Omit every picture and write out the rest of the records exactly.

> **Raw records**:
%%
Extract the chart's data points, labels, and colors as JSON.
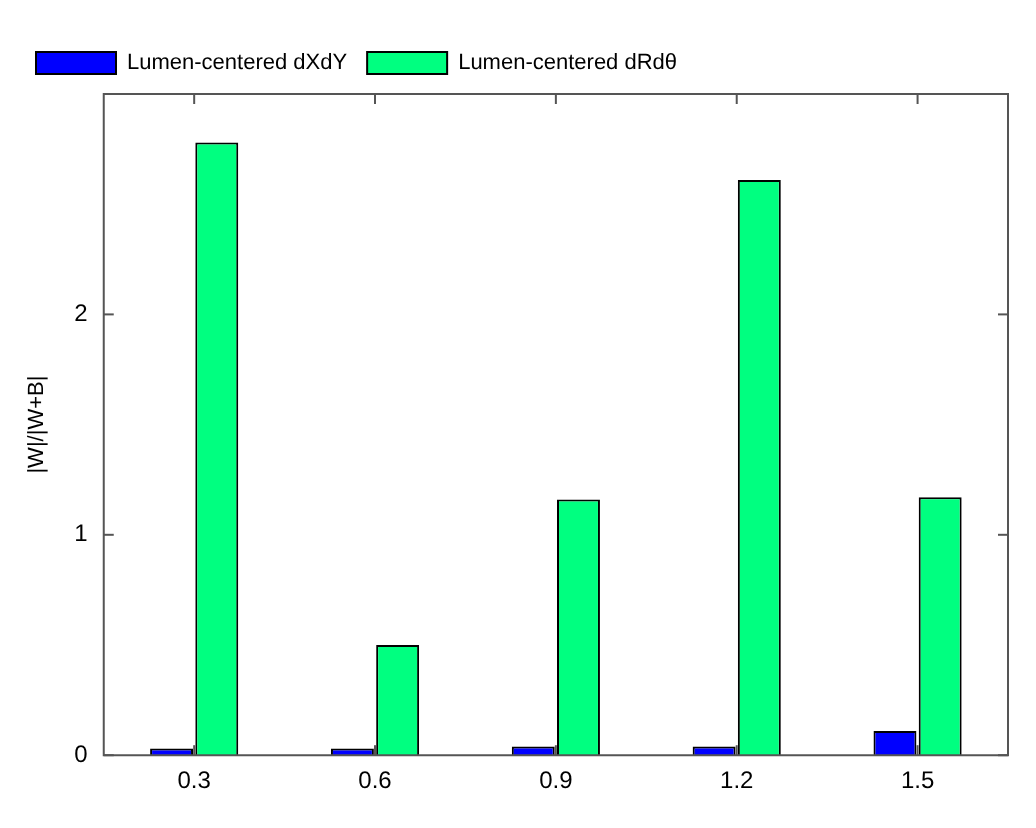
{
  "chart_data": {
    "type": "bar",
    "ylabel": "|W|/|W+B|",
    "categories": [
      "0.3",
      "0.6",
      "0.9",
      "1.2",
      "1.5"
    ],
    "series": [
      {
        "name": "Lumen-centered dXdY",
        "color": "#0000ff",
        "values": [
          0.03,
          0.03,
          0.04,
          0.04,
          0.11
        ]
      },
      {
        "name": "Lumen-centered dRdθ",
        "color": "#00ff80",
        "values": [
          2.78,
          0.5,
          1.16,
          2.61,
          1.17
        ]
      }
    ],
    "ylim": [
      0,
      3
    ],
    "yticks": [
      0,
      1,
      2
    ],
    "grid": false,
    "legend": "top"
  }
}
%%
> **Worked solution**:
Extract the chart's data points, labels, and colors as JSON.
{
  "chart_data": {
    "type": "bar",
    "ylabel": "|W|/|W+B|",
    "categories": [
      "0.3",
      "0.6",
      "0.9",
      "1.2",
      "1.5"
    ],
    "series": [
      {
        "name": "Lumen-centered dXdY",
        "color": "#0000ff",
        "values": [
          0.03,
          0.03,
          0.04,
          0.04,
          0.11
        ]
      },
      {
        "name": "Lumen-centered dRdθ",
        "color": "#00ff80",
        "values": [
          2.78,
          0.5,
          1.16,
          2.61,
          1.17
        ]
      }
    ],
    "ylim": [
      0,
      3
    ],
    "yticks": [
      0,
      1,
      2
    ],
    "grid": false,
    "legend": "top"
  }
}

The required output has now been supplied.